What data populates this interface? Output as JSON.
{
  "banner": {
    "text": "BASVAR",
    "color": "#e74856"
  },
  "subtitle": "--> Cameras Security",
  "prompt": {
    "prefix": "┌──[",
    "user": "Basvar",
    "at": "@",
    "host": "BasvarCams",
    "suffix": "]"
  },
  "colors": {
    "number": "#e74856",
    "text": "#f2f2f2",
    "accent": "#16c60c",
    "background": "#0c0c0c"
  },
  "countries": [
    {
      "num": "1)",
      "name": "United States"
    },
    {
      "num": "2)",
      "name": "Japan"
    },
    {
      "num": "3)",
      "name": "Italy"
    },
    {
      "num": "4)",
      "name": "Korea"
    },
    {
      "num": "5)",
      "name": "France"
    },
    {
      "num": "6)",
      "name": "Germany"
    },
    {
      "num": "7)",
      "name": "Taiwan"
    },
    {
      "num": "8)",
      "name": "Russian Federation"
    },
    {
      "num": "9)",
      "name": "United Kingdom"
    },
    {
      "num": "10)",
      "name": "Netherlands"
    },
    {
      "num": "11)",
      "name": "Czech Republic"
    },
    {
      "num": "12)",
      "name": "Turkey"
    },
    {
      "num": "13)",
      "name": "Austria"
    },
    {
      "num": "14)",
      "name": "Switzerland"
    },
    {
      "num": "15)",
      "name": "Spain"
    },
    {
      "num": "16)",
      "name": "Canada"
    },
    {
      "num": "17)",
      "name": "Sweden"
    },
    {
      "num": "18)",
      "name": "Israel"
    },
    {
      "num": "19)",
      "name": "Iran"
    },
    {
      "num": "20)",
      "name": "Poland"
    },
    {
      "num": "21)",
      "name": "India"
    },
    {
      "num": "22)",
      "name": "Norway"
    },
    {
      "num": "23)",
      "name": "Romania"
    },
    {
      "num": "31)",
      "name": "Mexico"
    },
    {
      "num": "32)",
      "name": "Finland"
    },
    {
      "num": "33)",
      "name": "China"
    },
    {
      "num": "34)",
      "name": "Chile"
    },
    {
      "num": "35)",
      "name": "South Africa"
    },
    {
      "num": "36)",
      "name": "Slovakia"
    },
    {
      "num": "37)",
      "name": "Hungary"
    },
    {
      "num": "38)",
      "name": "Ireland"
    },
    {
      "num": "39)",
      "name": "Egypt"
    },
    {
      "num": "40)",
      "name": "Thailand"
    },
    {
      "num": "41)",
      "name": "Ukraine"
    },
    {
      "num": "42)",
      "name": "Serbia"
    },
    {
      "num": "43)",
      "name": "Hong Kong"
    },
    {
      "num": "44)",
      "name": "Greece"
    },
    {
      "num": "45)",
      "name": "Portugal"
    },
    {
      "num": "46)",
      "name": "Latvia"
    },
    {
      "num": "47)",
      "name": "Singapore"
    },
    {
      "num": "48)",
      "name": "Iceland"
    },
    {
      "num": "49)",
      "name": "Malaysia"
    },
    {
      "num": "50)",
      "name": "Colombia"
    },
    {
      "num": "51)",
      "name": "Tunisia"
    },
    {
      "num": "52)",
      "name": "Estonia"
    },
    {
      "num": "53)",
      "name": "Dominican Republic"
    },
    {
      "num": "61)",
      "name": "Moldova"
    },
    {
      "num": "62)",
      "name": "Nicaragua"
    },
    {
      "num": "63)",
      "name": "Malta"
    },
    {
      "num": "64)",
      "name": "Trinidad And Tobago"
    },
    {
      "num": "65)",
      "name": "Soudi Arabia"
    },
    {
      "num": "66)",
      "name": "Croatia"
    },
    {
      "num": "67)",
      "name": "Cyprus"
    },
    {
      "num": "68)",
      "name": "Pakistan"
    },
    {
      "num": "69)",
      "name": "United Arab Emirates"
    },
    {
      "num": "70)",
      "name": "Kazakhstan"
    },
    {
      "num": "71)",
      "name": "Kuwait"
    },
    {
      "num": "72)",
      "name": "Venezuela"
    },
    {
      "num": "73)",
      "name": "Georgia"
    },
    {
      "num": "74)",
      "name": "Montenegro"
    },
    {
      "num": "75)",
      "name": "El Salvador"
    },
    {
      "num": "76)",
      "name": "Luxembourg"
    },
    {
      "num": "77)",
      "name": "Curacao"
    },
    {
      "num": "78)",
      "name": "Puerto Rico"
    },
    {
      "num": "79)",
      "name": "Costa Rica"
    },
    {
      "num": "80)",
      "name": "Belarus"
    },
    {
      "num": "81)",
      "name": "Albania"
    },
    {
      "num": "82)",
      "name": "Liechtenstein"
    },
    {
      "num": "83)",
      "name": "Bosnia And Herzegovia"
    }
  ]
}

○ ○ ○

### Objective
Exactly as shown above, return every record.

### Finished task
What data populates this interface? Output as JSON.
{
  "banner": {
    "text": "BASVAR",
    "color": "#e74856"
  },
  "subtitle": "--> Cameras Security",
  "prompt": {
    "prefix": "┌──[",
    "user": "Basvar",
    "at": "@",
    "host": "BasvarCams",
    "suffix": "]"
  },
  "colors": {
    "number": "#e74856",
    "text": "#f2f2f2",
    "accent": "#16c60c",
    "background": "#0c0c0c"
  },
  "countries": [
    {
      "num": "1)",
      "name": "United States"
    },
    {
      "num": "2)",
      "name": "Japan"
    },
    {
      "num": "3)",
      "name": "Italy"
    },
    {
      "num": "4)",
      "name": "Korea"
    },
    {
      "num": "5)",
      "name": "France"
    },
    {
      "num": "6)",
      "name": "Germany"
    },
    {
      "num": "7)",
      "name": "Taiwan"
    },
    {
      "num": "8)",
      "name": "Russian Federation"
    },
    {
      "num": "9)",
      "name": "United Kingdom"
    },
    {
      "num": "10)",
      "name": "Netherlands"
    },
    {
      "num": "11)",
      "name": "Czech Republic"
    },
    {
      "num": "12)",
      "name": "Turkey"
    },
    {
      "num": "13)",
      "name": "Austria"
    },
    {
      "num": "14)",
      "name": "Switzerland"
    },
    {
      "num": "15)",
      "name": "Spain"
    },
    {
      "num": "16)",
      "name": "Canada"
    },
    {
      "num": "17)",
      "name": "Sweden"
    },
    {
      "num": "18)",
      "name": "Israel"
    },
    {
      "num": "19)",
      "name": "Iran"
    },
    {
      "num": "20)",
      "name": "Poland"
    },
    {
      "num": "21)",
      "name": "India"
    },
    {
      "num": "22)",
      "name": "Norway"
    },
    {
      "num": "23)",
      "name": "Romania"
    },
    {
      "num": "31)",
      "name": "Mexico"
    },
    {
      "num": "32)",
      "name": "Finland"
    },
    {
      "num": "33)",
      "name": "China"
    },
    {
      "num": "34)",
      "name": "Chile"
    },
    {
      "num": "35)",
      "name": "South Africa"
    },
    {
      "num": "36)",
      "name": "Slovakia"
    },
    {
      "num": "37)",
      "name": "Hungary"
    },
    {
      "num": "38)",
      "name": "Ireland"
    },
    {
      "num": "39)",
      "name": "Egypt"
    },
    {
      "num": "40)",
      "name": "Thailand"
    },
    {
      "num": "41)",
      "name": "Ukraine"
    },
    {
      "num": "42)",
      "name": "Serbia"
    },
    {
      "num": "43)",
      "name": "Hong Kong"
    },
    {
      "num": "44)",
      "name": "Greece"
    },
    {
      "num": "45)",
      "name": "Portugal"
    },
    {
      "num": "46)",
      "name": "Latvia"
    },
    {
      "num": "47)",
      "name": "Singapore"
    },
    {
      "num": "48)",
      "name": "Iceland"
    },
    {
      "num": "49)",
      "name": "Malaysia"
    },
    {
      "num": "50)",
      "name": "Colombia"
    },
    {
      "num": "51)",
      "name": "Tunisia"
    },
    {
      "num": "52)",
      "name": "Estonia"
    },
    {
      "num": "53)",
      "name": "Dominican Republic"
    },
    {
      "num": "61)",
      "name": "Moldova"
    },
    {
      "num": "62)",
      "name": "Nicaragua"
    },
    {
      "num": "63)",
      "name": "Malta"
    },
    {
      "num": "64)",
      "name": "Trinidad And Tobago"
    },
    {
      "num": "65)",
      "name": "Soudi Arabia"
    },
    {
      "num": "66)",
      "name": "Croatia"
    },
    {
      "num": "67)",
      "name": "Cyprus"
    },
    {
      "num": "68)",
      "name": "Pakistan"
    },
    {
      "num": "69)",
      "name": "United Arab Emirates"
    },
    {
      "num": "70)",
      "name": "Kazakhstan"
    },
    {
      "num": "71)",
      "name": "Kuwait"
    },
    {
      "num": "72)",
      "name": "Venezuela"
    },
    {
      "num": "73)",
      "name": "Georgia"
    },
    {
      "num": "74)",
      "name": "Montenegro"
    },
    {
      "num": "75)",
      "name": "El Salvador"
    },
    {
      "num": "76)",
      "name": "Luxembourg"
    },
    {
      "num": "77)",
      "name": "Curacao"
    },
    {
      "num": "78)",
      "name": "Puerto Rico"
    },
    {
      "num": "79)",
      "name": "Costa Rica"
    },
    {
      "num": "80)",
      "name": "Belarus"
    },
    {
      "num": "81)",
      "name": "Albania"
    },
    {
      "num": "82)",
      "name": "Liechtenstein"
    },
    {
      "num": "83)",
      "name": "Bosnia And Herzegovia"
    }
  ]
}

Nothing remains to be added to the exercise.